[Brief a]: Copy the entries from the line containing "Where is each" through the line containing "- adv-noise: [1182, 205, 1183, 208]", both included, reproducing each line exactly. Leave out the pictures.

[Text segment]:
☆ ☆ ☆ ☆

I always forget to check the SoCal Studio’s MySpace page to find out what’s happening down there, which is how I didn’t find out about Saturday’s Chinatown Walk in time. However, they are running the Los Angeles Women exhibit through May. They’re in Chinatown, at 525 Alpine Street, Suite 103, 90012, and are open Saturdays if you want to go visit. I’m definitely going to check this out as soon as I get back to L.A. next week.
Inspired by the countless women who have shaped and continue to make local history, Los Angeles Women: A Record of Experience celebrates women who have made a difference in the history of Southern California through hard fought struggle, innovation, and compassion for her fellow human beings.
Los Angeles Women profiles activists and pioneers who challenged the status quo in order to bring social justice or appreciation of the world around her. This exhibit borrows photographs and video from local and national archives as well as oral histories from the Studio’s collection to illustrate the powerful and often under-acknowledged sphere of women’s history.

☆ ☆ ☆ ☆

[Provided entries]:
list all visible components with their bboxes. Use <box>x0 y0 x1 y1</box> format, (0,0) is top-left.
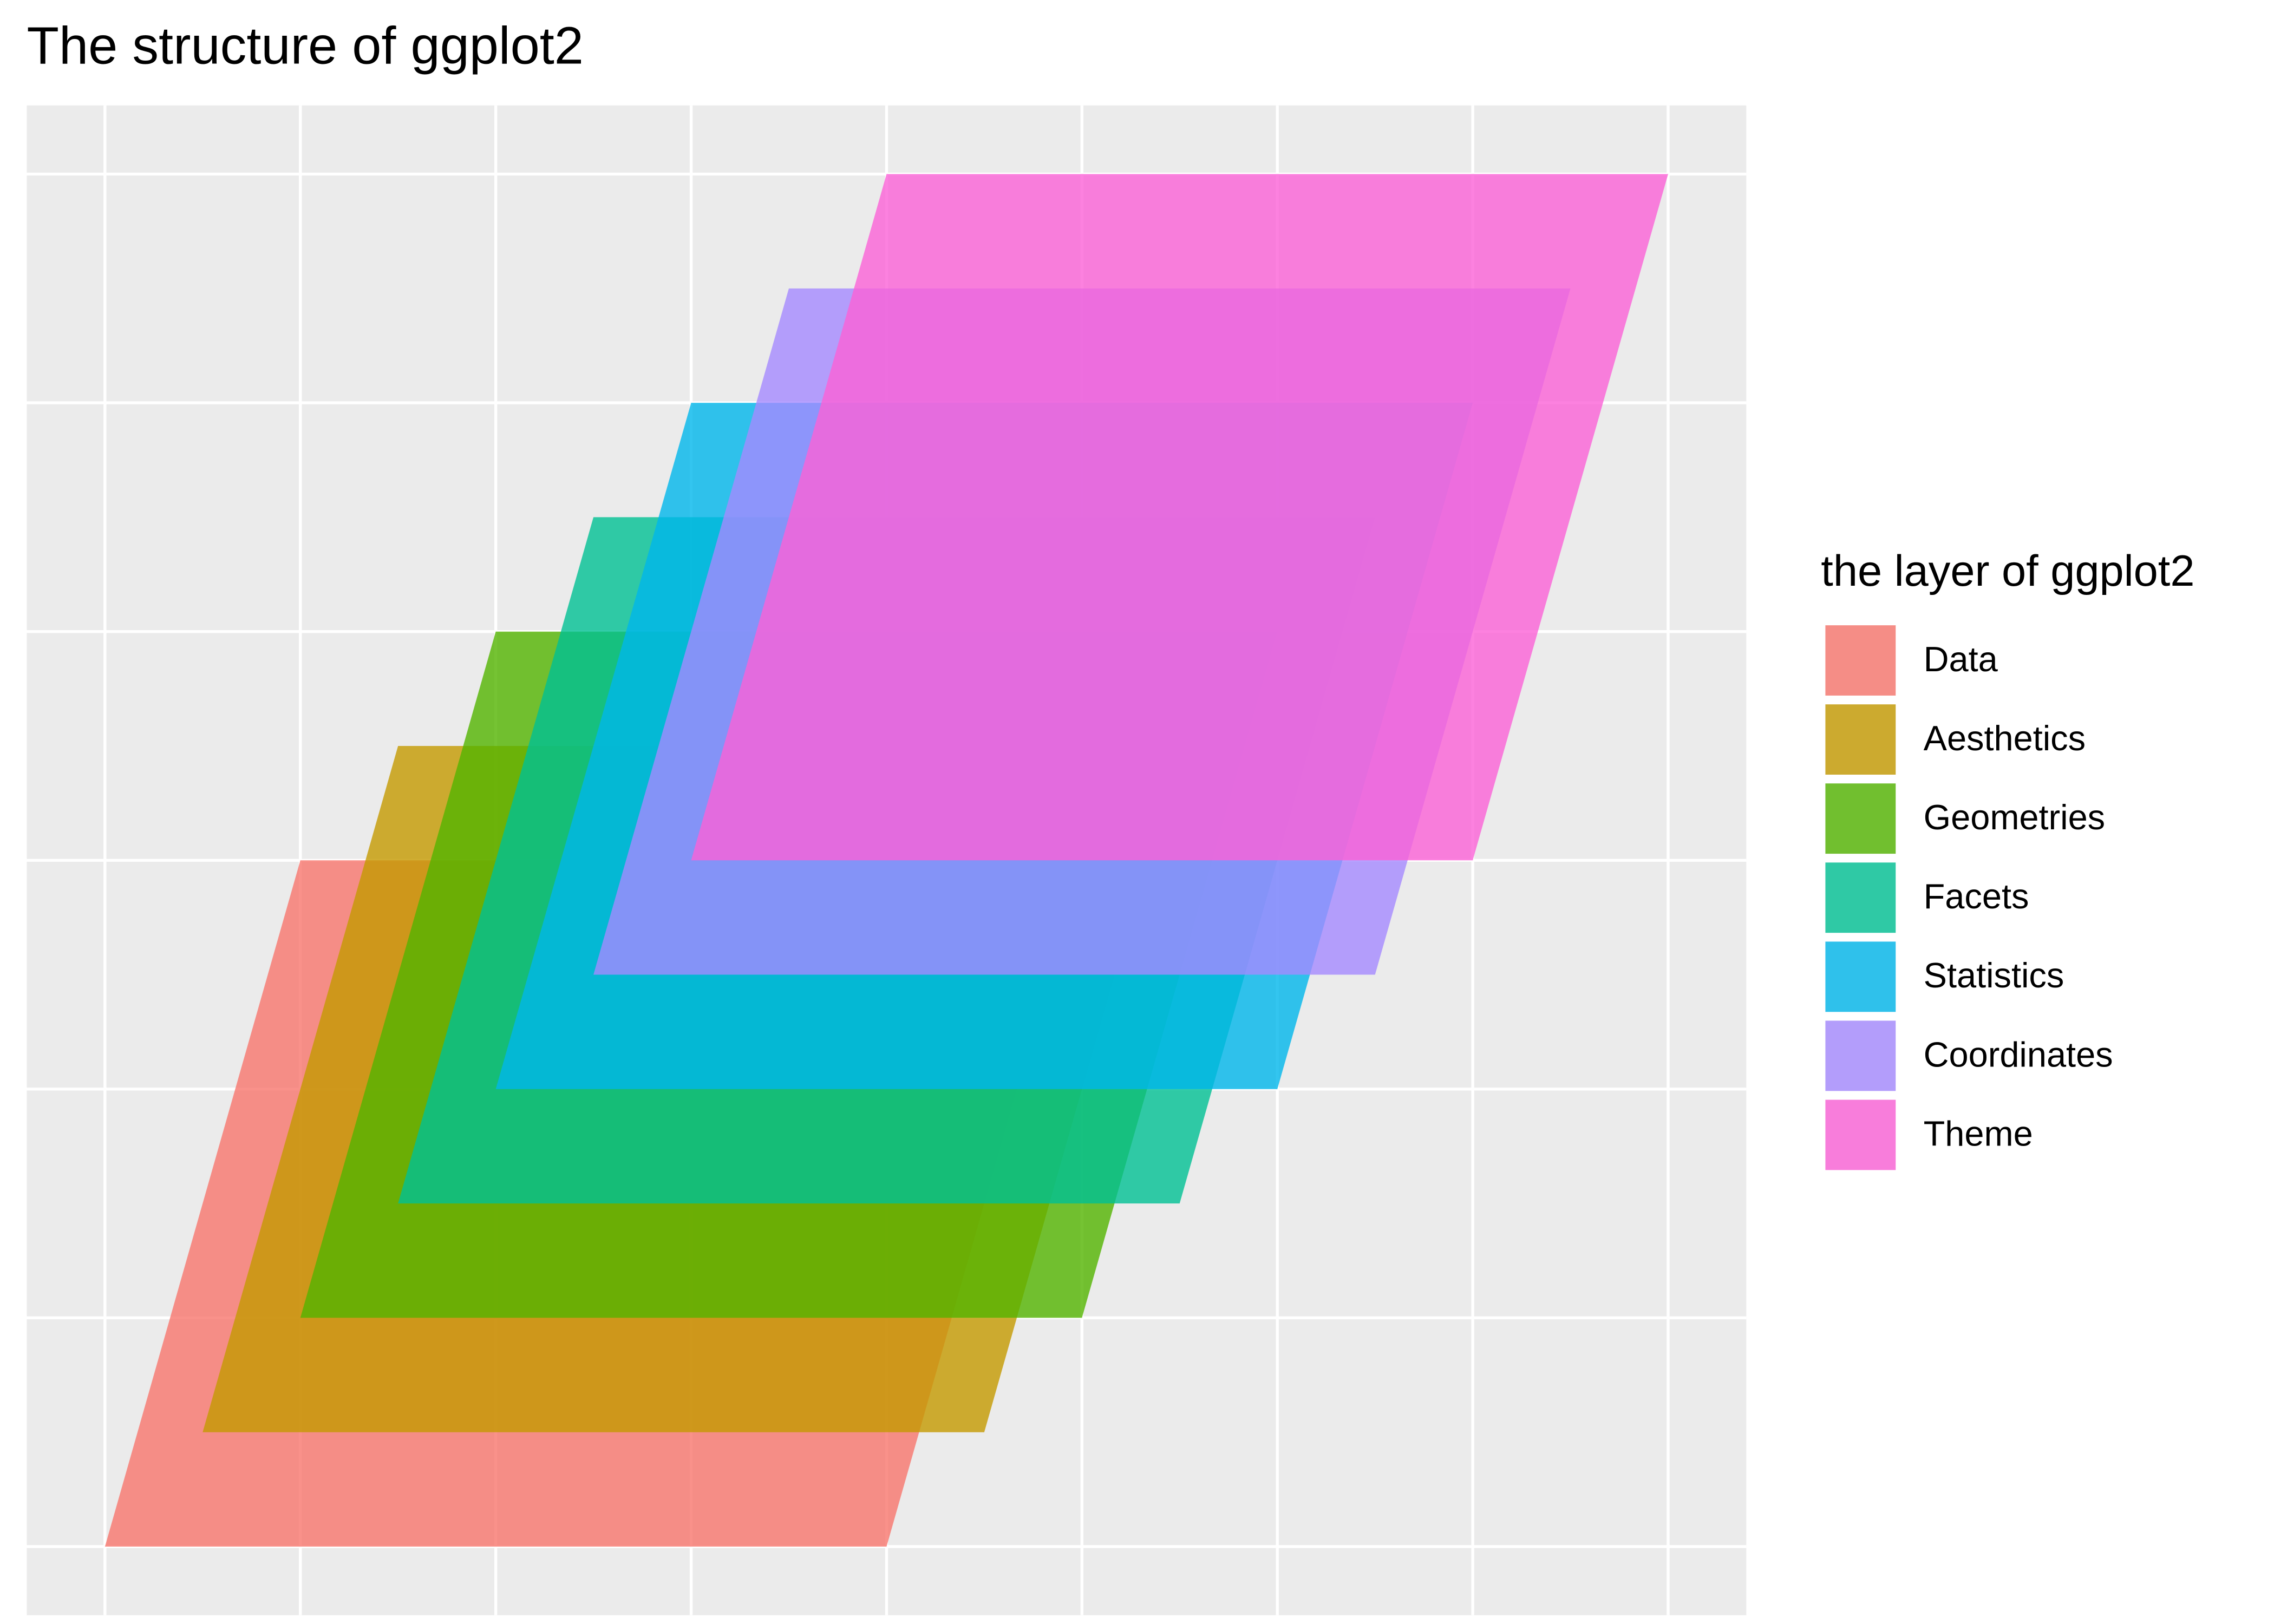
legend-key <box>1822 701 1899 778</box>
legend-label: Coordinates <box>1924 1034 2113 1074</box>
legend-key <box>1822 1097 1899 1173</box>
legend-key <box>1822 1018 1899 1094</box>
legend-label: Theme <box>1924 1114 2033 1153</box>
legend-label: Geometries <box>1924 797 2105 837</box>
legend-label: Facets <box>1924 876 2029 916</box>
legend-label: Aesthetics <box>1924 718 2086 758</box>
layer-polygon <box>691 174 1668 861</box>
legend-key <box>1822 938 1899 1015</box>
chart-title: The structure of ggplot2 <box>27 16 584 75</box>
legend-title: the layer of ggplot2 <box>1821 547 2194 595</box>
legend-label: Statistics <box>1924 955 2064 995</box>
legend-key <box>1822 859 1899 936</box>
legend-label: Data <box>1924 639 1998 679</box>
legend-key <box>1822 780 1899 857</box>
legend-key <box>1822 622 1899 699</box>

☆ ☆ ☆ ☆

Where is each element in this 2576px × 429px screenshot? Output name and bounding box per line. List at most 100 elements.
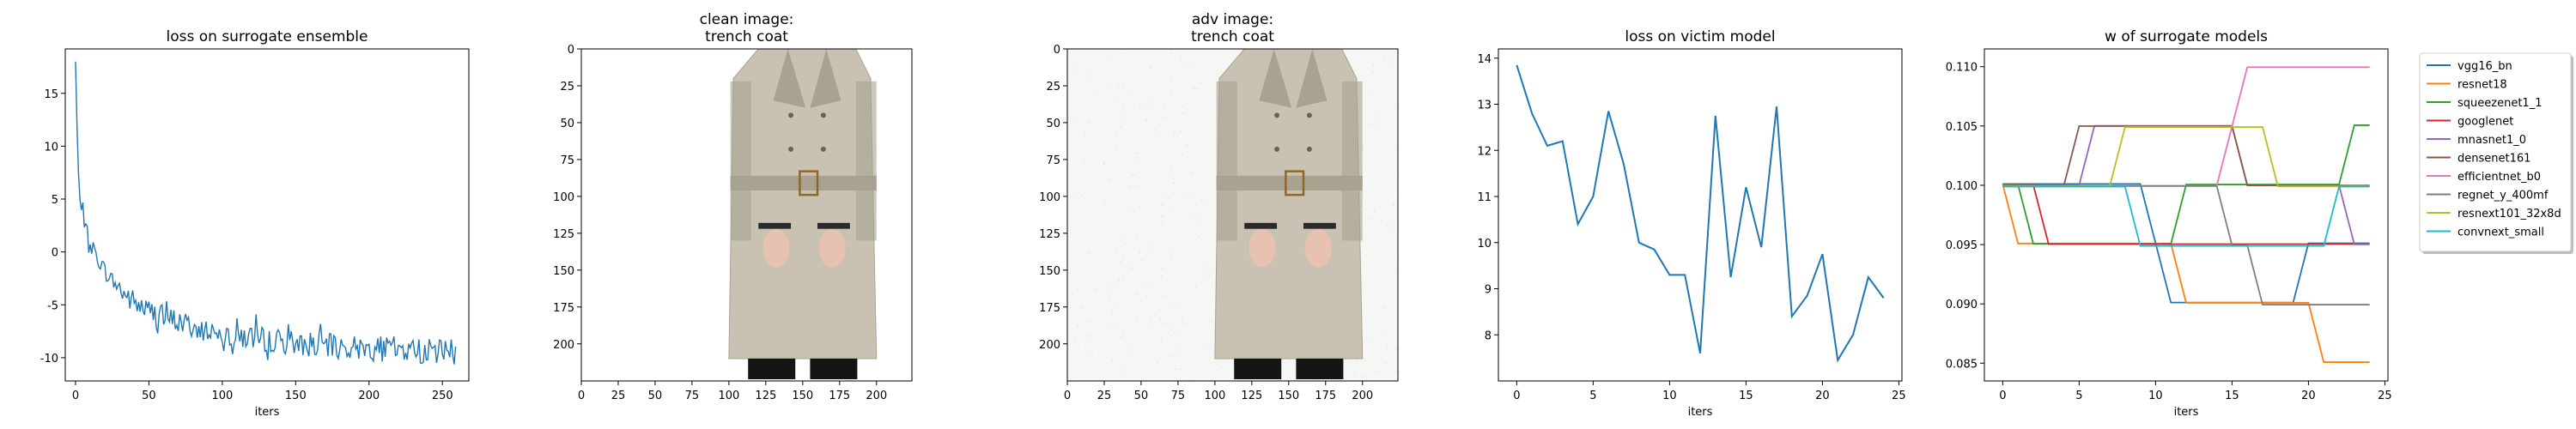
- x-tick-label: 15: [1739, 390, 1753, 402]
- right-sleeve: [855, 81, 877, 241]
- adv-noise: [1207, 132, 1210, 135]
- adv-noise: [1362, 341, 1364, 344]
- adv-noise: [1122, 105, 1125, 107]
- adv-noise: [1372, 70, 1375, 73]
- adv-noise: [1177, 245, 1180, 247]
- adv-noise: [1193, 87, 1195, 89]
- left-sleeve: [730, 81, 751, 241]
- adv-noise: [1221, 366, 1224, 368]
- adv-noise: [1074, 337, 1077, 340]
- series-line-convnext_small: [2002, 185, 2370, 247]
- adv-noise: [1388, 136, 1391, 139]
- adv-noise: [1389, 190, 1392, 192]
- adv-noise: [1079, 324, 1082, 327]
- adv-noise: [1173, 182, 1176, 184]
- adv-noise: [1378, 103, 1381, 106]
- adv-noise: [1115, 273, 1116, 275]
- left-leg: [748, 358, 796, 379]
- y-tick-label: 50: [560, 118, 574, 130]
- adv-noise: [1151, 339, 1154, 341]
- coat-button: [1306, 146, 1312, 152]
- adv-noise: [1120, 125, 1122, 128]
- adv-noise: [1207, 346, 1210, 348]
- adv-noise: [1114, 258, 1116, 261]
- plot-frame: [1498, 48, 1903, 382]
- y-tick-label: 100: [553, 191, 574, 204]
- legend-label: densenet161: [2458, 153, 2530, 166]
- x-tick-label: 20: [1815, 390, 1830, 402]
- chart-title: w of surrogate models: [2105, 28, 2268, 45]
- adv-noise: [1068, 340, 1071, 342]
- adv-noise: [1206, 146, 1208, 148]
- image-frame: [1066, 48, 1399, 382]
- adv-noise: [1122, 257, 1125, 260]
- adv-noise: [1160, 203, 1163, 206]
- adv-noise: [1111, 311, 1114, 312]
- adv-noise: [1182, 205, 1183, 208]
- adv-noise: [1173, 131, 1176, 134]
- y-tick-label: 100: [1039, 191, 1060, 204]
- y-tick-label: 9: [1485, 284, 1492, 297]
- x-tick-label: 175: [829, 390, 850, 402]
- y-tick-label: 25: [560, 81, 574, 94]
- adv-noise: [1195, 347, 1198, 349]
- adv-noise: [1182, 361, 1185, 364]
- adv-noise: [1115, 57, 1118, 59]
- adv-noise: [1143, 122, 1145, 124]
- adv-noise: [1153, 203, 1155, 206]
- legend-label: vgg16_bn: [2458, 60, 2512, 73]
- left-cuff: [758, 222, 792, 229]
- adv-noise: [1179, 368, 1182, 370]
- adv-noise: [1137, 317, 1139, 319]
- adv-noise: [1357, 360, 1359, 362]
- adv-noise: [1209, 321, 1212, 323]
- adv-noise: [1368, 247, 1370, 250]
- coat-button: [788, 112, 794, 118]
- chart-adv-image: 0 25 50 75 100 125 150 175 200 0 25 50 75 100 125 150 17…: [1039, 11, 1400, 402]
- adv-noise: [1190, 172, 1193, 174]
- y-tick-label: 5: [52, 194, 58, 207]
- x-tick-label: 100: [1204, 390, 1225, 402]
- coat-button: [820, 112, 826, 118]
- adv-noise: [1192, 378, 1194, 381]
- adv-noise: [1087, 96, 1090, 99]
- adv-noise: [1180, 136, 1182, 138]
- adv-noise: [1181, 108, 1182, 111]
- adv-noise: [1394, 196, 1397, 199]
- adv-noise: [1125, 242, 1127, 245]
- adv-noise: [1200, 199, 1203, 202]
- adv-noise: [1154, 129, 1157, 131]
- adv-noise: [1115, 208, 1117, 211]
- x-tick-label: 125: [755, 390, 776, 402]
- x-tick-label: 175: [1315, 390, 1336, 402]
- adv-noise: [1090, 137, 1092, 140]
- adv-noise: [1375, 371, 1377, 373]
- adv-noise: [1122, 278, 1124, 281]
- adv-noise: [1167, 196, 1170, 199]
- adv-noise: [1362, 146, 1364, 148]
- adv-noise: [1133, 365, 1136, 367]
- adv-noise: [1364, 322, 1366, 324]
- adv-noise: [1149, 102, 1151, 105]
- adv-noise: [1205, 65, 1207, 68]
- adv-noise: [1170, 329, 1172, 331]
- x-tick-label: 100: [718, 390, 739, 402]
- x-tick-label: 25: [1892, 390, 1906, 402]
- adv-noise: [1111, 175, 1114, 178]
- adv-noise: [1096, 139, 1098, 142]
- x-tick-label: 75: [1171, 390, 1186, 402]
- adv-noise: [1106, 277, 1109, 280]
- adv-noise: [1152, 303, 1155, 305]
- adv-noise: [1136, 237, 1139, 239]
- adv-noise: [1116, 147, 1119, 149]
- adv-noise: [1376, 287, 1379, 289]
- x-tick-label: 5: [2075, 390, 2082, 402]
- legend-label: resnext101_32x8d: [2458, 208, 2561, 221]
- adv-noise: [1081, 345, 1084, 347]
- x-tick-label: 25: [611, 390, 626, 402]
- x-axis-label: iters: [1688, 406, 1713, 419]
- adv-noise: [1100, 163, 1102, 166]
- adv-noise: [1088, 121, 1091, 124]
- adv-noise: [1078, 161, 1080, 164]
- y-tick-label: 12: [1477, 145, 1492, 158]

☆ ☆ ☆ ☆

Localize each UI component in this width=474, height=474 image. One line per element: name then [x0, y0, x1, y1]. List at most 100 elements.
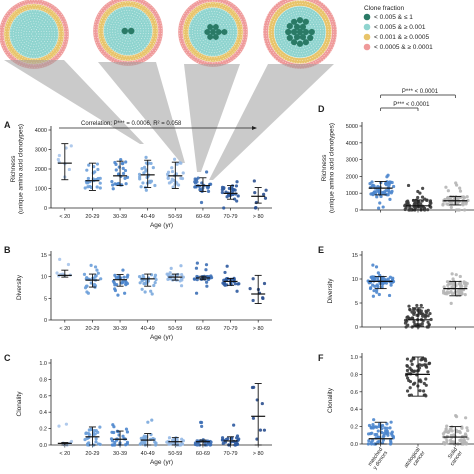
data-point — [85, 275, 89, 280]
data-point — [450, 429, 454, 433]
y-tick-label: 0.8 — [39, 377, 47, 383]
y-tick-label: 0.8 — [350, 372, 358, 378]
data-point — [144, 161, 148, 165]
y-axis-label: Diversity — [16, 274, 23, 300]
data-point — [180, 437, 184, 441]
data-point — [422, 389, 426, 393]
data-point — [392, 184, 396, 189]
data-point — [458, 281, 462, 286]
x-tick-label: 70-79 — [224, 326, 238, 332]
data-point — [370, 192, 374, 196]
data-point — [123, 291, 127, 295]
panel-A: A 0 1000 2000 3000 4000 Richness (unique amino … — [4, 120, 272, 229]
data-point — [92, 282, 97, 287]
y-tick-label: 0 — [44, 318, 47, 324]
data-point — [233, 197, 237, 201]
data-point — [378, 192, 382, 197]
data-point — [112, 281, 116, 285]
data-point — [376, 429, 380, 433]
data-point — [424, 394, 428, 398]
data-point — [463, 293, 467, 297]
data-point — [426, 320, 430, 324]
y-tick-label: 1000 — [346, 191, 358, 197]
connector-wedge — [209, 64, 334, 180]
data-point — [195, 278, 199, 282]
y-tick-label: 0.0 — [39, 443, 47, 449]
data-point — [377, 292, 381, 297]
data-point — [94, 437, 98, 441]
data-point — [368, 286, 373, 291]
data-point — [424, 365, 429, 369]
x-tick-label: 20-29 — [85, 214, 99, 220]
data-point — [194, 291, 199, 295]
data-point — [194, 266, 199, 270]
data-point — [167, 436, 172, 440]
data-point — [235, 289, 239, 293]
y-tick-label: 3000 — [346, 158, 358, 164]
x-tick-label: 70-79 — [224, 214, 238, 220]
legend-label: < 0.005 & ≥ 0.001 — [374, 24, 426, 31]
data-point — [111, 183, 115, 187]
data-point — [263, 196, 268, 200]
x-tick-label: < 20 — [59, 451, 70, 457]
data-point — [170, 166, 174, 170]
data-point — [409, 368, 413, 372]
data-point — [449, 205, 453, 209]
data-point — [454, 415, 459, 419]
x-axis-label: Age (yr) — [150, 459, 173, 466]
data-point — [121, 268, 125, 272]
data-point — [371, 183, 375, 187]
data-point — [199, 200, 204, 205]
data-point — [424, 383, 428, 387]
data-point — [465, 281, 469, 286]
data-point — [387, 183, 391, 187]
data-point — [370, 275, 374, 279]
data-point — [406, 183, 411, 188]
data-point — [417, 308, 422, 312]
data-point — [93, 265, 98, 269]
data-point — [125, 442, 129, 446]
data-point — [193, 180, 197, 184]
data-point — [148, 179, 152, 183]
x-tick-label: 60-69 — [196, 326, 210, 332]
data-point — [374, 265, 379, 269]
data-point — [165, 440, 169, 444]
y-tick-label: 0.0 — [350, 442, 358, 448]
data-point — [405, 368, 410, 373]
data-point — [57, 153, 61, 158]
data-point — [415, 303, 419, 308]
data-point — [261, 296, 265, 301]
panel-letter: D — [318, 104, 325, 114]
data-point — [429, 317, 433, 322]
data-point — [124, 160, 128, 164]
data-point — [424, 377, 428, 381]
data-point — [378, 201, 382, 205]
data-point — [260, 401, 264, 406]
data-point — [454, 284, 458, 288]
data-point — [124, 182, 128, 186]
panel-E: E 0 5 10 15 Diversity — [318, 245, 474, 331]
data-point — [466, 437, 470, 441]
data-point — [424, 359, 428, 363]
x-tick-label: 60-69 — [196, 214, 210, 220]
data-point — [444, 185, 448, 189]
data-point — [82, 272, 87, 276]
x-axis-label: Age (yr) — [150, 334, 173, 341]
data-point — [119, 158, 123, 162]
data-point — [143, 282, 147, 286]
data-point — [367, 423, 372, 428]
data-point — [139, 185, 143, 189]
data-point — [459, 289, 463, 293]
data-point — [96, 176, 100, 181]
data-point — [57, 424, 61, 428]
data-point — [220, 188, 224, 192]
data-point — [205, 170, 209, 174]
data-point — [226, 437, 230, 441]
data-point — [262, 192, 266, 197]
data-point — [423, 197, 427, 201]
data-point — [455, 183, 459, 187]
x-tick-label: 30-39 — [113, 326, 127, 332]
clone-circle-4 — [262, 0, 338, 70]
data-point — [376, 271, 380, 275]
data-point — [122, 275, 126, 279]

☆ ☆ ☆ ☆

[Brief b]: Decide whether each statement agrees with the post about the Los Angeles Women exhibit. Answer yes or no, and quote the words from the post that settle it. (i) The exhibit runs through May. (ii) The studio is open on Sundays. (iii) The exhibit's photographs come only from the Studio's own collection.

[Solution a]:
Where is each element in this 2576px × 429px screenshot? Output name and bounding box per line. List at most 100 elements.
- x-tick-label: 15: [1739, 390, 1753, 402]
- right-sleeve: [855, 81, 877, 241]
- adv-noise: [1207, 132, 1210, 135]
- adv-noise: [1362, 341, 1364, 344]
- adv-noise: [1122, 105, 1125, 107]
- adv-noise: [1372, 70, 1375, 73]
- adv-noise: [1177, 245, 1180, 247]
- adv-noise: [1193, 87, 1195, 89]
- left-sleeve: [730, 81, 751, 241]
- adv-noise: [1221, 366, 1224, 368]
- adv-noise: [1074, 337, 1077, 340]
- series-line-convnext_small: [2002, 185, 2370, 247]
- adv-noise: [1388, 136, 1391, 139]
- adv-noise: [1389, 190, 1392, 192]
- adv-noise: [1079, 324, 1082, 327]
- adv-noise: [1173, 182, 1176, 184]
- adv-noise: [1378, 103, 1381, 106]
- adv-noise: [1115, 273, 1116, 275]
- left-leg: [748, 358, 796, 379]
- y-tick-label: 50: [560, 118, 574, 130]
- adv-noise: [1151, 339, 1154, 341]
- coat-button: [1306, 146, 1312, 152]
- adv-noise: [1120, 125, 1122, 128]
- adv-noise: [1207, 346, 1210, 348]
- adv-noise: [1114, 258, 1116, 261]
- plot-frame: [1498, 48, 1903, 382]
- y-tick-label: 100: [553, 191, 574, 204]
- legend-label: densenet161: [2458, 153, 2530, 166]
- x-tick-label: 20: [1815, 390, 1830, 402]
- chart-title: w of surrogate models: [2105, 28, 2268, 45]
- adv-noise: [1068, 340, 1071, 342]
- adv-noise: [1206, 146, 1208, 148]
- image-frame: [1066, 48, 1399, 382]
- adv-noise: [1122, 257, 1125, 260]
- adv-noise: [1160, 203, 1163, 206]
- adv-noise: [1111, 311, 1114, 312]
- adv-noise: [1182, 205, 1183, 208]

[Solution b]:
(i) Yes: "they are running the Los Angeles Women exhibit through May"
(ii) No: "are open Saturdays if you want to go visit"
(iii) No: "borrows photographs and video from local and national archives as well as oral histories from the Studio’s collection"